(Dataset rows)

_____

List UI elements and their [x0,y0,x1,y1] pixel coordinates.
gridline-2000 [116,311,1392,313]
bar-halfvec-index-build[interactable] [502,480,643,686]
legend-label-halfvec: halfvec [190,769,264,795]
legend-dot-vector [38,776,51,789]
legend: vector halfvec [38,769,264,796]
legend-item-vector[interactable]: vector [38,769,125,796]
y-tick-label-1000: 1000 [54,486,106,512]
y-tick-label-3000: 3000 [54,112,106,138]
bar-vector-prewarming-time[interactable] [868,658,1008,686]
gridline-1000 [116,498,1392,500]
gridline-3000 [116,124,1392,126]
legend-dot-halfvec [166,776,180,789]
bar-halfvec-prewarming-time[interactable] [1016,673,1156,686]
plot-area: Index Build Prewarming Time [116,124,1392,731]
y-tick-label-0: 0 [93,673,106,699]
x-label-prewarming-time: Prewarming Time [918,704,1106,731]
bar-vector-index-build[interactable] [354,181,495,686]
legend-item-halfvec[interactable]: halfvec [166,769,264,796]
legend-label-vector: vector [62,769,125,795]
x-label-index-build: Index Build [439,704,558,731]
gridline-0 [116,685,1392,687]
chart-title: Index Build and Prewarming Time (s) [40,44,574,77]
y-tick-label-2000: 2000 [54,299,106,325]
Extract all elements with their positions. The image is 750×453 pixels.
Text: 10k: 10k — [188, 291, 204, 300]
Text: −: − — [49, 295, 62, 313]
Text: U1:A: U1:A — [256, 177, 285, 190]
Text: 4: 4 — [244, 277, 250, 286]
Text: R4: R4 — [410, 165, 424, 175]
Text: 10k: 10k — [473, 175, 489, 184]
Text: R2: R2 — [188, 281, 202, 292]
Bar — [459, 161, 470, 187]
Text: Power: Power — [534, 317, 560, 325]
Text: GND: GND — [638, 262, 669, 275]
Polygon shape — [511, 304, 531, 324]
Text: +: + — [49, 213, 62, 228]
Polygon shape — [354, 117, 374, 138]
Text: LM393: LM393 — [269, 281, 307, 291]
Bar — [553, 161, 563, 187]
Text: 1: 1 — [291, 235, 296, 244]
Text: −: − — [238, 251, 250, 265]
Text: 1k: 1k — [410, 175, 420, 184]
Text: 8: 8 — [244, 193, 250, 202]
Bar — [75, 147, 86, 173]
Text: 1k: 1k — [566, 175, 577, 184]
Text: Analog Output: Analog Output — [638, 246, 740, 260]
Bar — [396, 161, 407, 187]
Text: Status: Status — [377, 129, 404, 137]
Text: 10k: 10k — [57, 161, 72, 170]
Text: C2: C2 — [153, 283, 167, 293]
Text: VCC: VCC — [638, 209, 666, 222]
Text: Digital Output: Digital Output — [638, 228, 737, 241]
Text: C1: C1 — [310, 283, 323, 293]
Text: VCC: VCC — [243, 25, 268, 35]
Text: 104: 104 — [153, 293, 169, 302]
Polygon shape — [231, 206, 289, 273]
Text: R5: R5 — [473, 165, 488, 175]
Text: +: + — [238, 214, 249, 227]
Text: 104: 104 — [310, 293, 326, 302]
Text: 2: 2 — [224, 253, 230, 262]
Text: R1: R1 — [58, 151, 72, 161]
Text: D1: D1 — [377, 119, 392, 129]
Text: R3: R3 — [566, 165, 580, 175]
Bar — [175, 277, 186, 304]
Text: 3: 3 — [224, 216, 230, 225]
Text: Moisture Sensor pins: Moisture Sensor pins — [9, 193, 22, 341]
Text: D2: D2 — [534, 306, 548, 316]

_____

What is being asked -
Rewrite every line of the material above as a JSON list of strings, one string per line, leaving out blank lines.

Reply to the exercise -
[
  "List UI elements and their [x0,y0,x1,y1] pixel coordinates.",
  "gridline-2000 [116,311,1392,313]",
  "bar-halfvec-index-build[interactable] [502,480,643,686]",
  "legend-label-halfvec: halfvec [190,769,264,795]",
  "legend-dot-vector [38,776,51,789]",
  "legend: vector halfvec [38,769,264,796]",
  "legend-item-vector[interactable]: vector [38,769,125,796]",
  "y-tick-label-1000: 1000 [54,486,106,512]",
  "y-tick-label-3000: 3000 [54,112,106,138]",
  "bar-vector-prewarming-time[interactable] [868,658,1008,686]",
  "gridline-1000 [116,498,1392,500]",
  "gridline-3000 [116,124,1392,126]",
  "legend-dot-halfvec [166,776,180,789]",
  "bar-halfvec-prewarming-time[interactable] [1016,673,1156,686]",
  "plot-area: Index Build Prewarming Time [116,124,1392,731]",
  "y-tick-label-0: 0 [93,673,106,699]",
  "x-label-prewarming-time: Prewarming Time [918,704,1106,731]",
  "bar-vector-index-build[interactable] [354,181,495,686]",
  "legend-item-halfvec[interactable]: halfvec [166,769,264,796]",
  "legend-label-vector: vector [62,769,125,795]",
  "x-label-index-build: Index Build [439,704,558,731]",
  "gridline-0 [116,685,1392,687]",
  "chart-title: Index Build and Prewarming Time (s) [40,44,574,77]",
  "y-tick-label-2000: 2000 [54,299,106,325]",
  "Extract all elements with their positions. The image is 750×453 pixels.",
  "Text: 10k: 10k — [188, 291, 204, 300]",
  "Text: −: − — [49, 295, 62, 313]",
  "Text: U1:A: U1:A — [256, 177, 285, 190]",
  "Text: 4: 4 — [244, 277, 250, 286]",
  "Text: R4: R4 — [410, 165, 424, 175]",
  "Text: 10k: 10k — [473, 175, 489, 184]",
  "Text: R2: R2 — [188, 281, 202, 292]",
  "Bar — [459, 161, 470, 187]",
  "Text: Power: Power — [534, 317, 560, 325]",
  "Text: GND: GND — [638, 262, 669, 275]",
  "Polygon shape — [511, 304, 531, 324]",
  "Text: +: + — [49, 213, 62, 228]",
  "Polygon shape — [354, 117, 374, 138]",
  "Text: LM393: LM393 — [269, 281, 307, 291]",
  "Bar — [553, 161, 563, 187]",
  "Text: 1: 1 — [291, 235, 296, 244]",
  "Text: −: − — [238, 251, 250, 265]",
  "Text: 1k: 1k — [410, 175, 420, 184]",
  "Text: 8: 8 — [244, 193, 250, 202]",
  "Bar — [75, 147, 86, 173]",
  "Text: 1k: 1k — [566, 175, 577, 184]",
  "Text: Analog Output: Analog Output — [638, 246, 740, 260]",
  "Bar — [396, 161, 407, 187]",
  "Text: Status: Status — [377, 129, 404, 137]",
  "Text: 10k: 10k — [57, 161, 72, 170]",
  "Text: C2: C2 — [153, 283, 167, 293]",
  "Text: VCC: VCC — [638, 209, 666, 222]",
  "Text: Digital Output: Digital Output — [638, 228, 737, 241]",
  "Text: C1: C1 — [310, 283, 323, 293]",
  "Text: VCC: VCC — [243, 25, 268, 35]",
  "Text: 104: 104 — [153, 293, 169, 302]",
  "Polygon shape — [231, 206, 289, 273]",
  "Text: R5: R5 — [473, 165, 488, 175]",
  "Text: +: + — [238, 214, 249, 227]",
  "Text: 104: 104 — [310, 293, 326, 302]",
  "Text: 2: 2 — [224, 253, 230, 262]",
  "Text: R1: R1 — [58, 151, 72, 161]",
  "Text: D1: D1 — [377, 119, 392, 129]",
  "Text: R3: R3 — [566, 165, 580, 175]",
  "Bar — [175, 277, 186, 304]",
  "Text: 3: 3 — [224, 216, 230, 225]",
  "Text: Moisture Sensor pins: Moisture Sensor pins — [9, 193, 22, 341]",
  "Text: D2: D2 — [534, 306, 548, 316]"
]